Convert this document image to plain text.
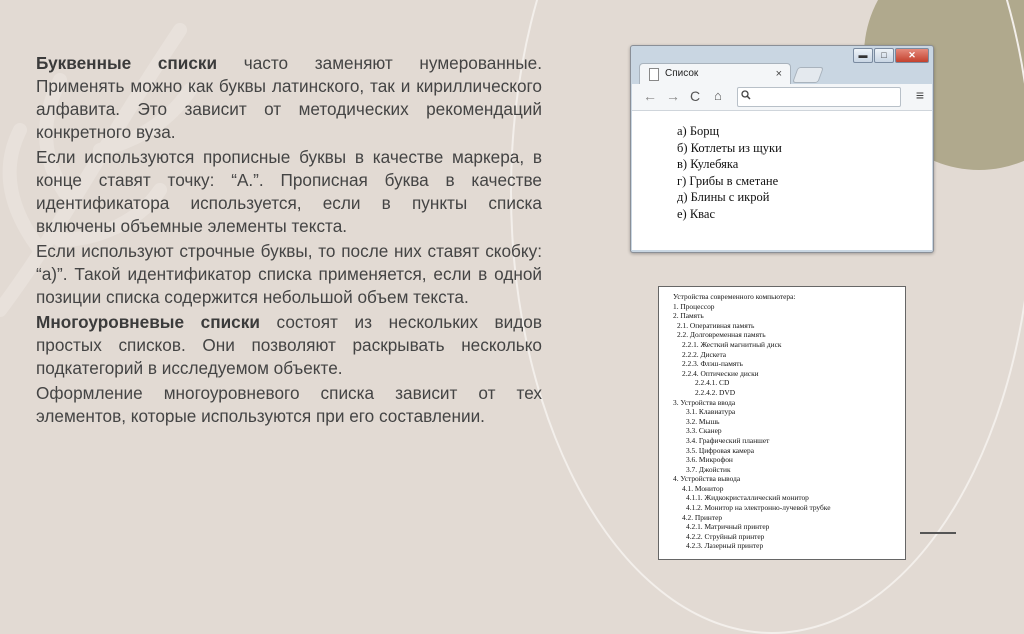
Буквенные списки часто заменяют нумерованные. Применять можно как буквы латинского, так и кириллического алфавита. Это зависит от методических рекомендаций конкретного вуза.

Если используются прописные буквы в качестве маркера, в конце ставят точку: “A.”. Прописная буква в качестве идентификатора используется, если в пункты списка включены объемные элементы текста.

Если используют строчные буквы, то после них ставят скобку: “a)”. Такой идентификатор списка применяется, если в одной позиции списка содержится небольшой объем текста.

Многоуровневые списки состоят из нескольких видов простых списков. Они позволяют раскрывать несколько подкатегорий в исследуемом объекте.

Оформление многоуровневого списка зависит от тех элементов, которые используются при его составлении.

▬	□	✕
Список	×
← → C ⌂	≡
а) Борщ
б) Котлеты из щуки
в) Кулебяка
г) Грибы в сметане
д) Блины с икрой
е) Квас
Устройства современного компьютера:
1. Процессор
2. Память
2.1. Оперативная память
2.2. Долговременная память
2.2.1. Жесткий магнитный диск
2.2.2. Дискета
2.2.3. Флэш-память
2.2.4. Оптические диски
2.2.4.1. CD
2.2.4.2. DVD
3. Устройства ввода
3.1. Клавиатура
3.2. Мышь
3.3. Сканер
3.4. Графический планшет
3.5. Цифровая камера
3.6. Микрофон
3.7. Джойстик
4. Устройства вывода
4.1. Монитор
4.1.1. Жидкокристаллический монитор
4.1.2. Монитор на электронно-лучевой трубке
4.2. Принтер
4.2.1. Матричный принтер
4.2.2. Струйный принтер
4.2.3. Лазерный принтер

EXERCISE GOAL: Repeat each entry exactly as it appears; skip any picture.

OUTPUT BELOW:
Convert this document image to plain text.
Буквенные списки часто заменяют нумерованные. Применять можно как буквы латинского, так и кириллического алфавита. Это зависит от методических рекомендаций конкретного вуза.

Если используются прописные буквы в качестве маркера, в конце ставят точку: “A.”. Прописная буква в качестве идентификатора используется, если в пункты списка включены объемные элементы текста.

Если используют строчные буквы, то после них ставят скобку: “a)”. Такой идентификатор списка применяется, если в одной позиции списка содержится небольшой объем текста.

Многоуровневые списки состоят из нескольких видов простых списков. Они позволяют раскрывать несколько подкатегорий в исследуемом объекте.

Оформление многоуровневого списка зависит от тех элементов, которые используются при его составлении.

▬	□	✕
Список	×
← → C ⌂	≡
а) Борщ
б) Котлеты из щуки
в) Кулебяка
г) Грибы в сметане
д) Блины с икрой
е) Квас
Устройства современного компьютера:
1. Процессор
2. Память
2.1. Оперативная память
2.2. Долговременная память
2.2.1. Жесткий магнитный диск
2.2.2. Дискета
2.2.3. Флэш-память
2.2.4. Оптические диски
2.2.4.1. CD
2.2.4.2. DVD
3. Устройства ввода
3.1. Клавиатура
3.2. Мышь
3.3. Сканер
3.4. Графический планшет
3.5. Цифровая камера
3.6. Микрофон
3.7. Джойстик
4. Устройства вывода
4.1. Монитор
4.1.1. Жидкокристаллический монитор
4.1.2. Монитор на электронно-лучевой трубке
4.2. Принтер
4.2.1. Матричный принтер
4.2.2. Струйный принтер
4.2.3. Лазерный принтер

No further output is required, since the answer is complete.